[START EXERCISE INPUTS]
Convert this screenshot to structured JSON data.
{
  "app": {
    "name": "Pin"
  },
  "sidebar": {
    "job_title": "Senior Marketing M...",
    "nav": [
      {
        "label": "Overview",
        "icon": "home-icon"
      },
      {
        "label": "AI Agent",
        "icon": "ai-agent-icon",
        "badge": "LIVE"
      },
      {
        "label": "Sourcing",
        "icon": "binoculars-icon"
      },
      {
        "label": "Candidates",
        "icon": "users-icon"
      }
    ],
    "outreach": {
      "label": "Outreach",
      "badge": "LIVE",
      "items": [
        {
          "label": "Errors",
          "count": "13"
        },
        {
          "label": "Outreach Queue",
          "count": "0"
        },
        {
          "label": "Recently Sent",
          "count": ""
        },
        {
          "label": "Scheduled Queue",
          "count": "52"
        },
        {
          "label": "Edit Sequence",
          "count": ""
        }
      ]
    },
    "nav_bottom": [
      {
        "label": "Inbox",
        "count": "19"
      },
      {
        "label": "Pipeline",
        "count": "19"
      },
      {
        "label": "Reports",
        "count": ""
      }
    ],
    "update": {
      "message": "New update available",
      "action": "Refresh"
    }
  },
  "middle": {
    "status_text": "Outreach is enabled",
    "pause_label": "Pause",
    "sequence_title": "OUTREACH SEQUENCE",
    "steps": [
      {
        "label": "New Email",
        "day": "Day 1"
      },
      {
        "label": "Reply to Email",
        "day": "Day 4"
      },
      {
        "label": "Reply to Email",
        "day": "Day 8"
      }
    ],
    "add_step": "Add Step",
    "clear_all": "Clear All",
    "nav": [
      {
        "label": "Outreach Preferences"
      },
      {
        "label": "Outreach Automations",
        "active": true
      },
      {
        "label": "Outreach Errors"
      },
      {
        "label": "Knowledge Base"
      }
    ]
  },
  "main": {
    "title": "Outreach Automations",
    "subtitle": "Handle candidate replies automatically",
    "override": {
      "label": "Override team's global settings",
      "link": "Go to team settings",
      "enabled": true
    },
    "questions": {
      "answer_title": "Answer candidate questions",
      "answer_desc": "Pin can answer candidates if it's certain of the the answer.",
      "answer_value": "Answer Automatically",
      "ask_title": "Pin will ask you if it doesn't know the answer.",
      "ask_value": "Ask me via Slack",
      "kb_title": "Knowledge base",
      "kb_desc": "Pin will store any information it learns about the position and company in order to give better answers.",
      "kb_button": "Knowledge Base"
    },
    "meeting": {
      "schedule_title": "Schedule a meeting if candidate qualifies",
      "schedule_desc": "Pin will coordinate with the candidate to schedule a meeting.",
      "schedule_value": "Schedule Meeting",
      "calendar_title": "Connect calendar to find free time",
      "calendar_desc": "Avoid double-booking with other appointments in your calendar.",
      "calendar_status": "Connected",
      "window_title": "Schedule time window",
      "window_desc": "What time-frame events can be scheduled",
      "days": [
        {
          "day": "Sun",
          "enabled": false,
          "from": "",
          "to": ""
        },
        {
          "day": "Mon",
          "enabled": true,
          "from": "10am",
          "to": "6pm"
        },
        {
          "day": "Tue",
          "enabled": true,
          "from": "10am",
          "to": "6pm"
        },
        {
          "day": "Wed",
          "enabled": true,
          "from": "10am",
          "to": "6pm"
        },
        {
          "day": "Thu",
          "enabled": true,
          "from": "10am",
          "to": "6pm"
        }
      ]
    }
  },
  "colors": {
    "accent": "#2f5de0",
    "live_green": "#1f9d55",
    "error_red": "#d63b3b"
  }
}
[END EXERCISE INPUTS]
> **GIVEN EXERCISE**: Return the lines above exactly, keeping every word.

> **FINISHED EXERCISE**:
Convert this screenshot to structured JSON data.
{
  "app": {
    "name": "Pin"
  },
  "sidebar": {
    "job_title": "Senior Marketing M...",
    "nav": [
      {
        "label": "Overview",
        "icon": "home-icon"
      },
      {
        "label": "AI Agent",
        "icon": "ai-agent-icon",
        "badge": "LIVE"
      },
      {
        "label": "Sourcing",
        "icon": "binoculars-icon"
      },
      {
        "label": "Candidates",
        "icon": "users-icon"
      }
    ],
    "outreach": {
      "label": "Outreach",
      "badge": "LIVE",
      "items": [
        {
          "label": "Errors",
          "count": "13"
        },
        {
          "label": "Outreach Queue",
          "count": "0"
        },
        {
          "label": "Recently Sent",
          "count": ""
        },
        {
          "label": "Scheduled Queue",
          "count": "52"
        },
        {
          "label": "Edit Sequence",
          "count": ""
        }
      ]
    },
    "nav_bottom": [
      {
        "label": "Inbox",
        "count": "19"
      },
      {
        "label": "Pipeline",
        "count": "19"
      },
      {
        "label": "Reports",
        "count": ""
      }
    ],
    "update": {
      "message": "New update available",
      "action": "Refresh"
    }
  },
  "middle": {
    "status_text": "Outreach is enabled",
    "pause_label": "Pause",
    "sequence_title": "OUTREACH SEQUENCE",
    "steps": [
      {
        "label": "New Email",
        "day": "Day 1"
      },
      {
        "label": "Reply to Email",
        "day": "Day 4"
      },
      {
        "label": "Reply to Email",
        "day": "Day 8"
      }
    ],
    "add_step": "Add Step",
    "clear_all": "Clear All",
    "nav": [
      {
        "label": "Outreach Preferences"
      },
      {
        "label": "Outreach Automations",
        "active": true
      },
      {
        "label": "Outreach Errors"
      },
      {
        "label": "Knowledge Base"
      }
    ]
  },
  "main": {
    "title": "Outreach Automations",
    "subtitle": "Handle candidate replies automatically",
    "override": {
      "label": "Override team's global settings",
      "link": "Go to team settings",
      "enabled": true
    },
    "questions": {
      "answer_title": "Answer candidate questions",
      "answer_desc": "Pin can answer candidates if it's certain of the the answer.",
      "answer_value": "Answer Automatically",
      "ask_title": "Pin will ask you if it doesn't know the answer.",
      "ask_value": "Ask me via Slack",
      "kb_title": "Knowledge base",
      "kb_desc": "Pin will store any information it learns about the position and company in order to give better answers.",
      "kb_button": "Knowledge Base"
    },
    "meeting": {
      "schedule_title": "Schedule a meeting if candidate qualifies",
      "schedule_desc": "Pin will coordinate with the candidate to schedule a meeting.",
      "schedule_value": "Schedule Meeting",
      "calendar_title": "Connect calendar to find free time",
      "calendar_desc": "Avoid double-booking with other appointments in your calendar.",
      "calendar_status": "Connected",
      "window_title": "Schedule time window",
      "window_desc": "What time-frame events can be scheduled",
      "days": [
        {
          "day": "Sun",
          "enabled": false,
          "from": "",
          "to": ""
        },
        {
          "day": "Mon",
          "enabled": true,
          "from": "10am",
          "to": "6pm"
        },
        {
          "day": "Tue",
          "enabled": true,
          "from": "10am",
          "to": "6pm"
        },
        {
          "day": "Wed",
          "enabled": true,
          "from": "10am",
          "to": "6pm"
        },
        {
          "day": "Thu",
          "enabled": true,
          "from": "10am",
          "to": "6pm"
        }
      ]
    }
  },
  "colors": {
    "accent": "#2f5de0",
    "live_green": "#1f9d55",
    "error_red": "#d63b3b"
  }
}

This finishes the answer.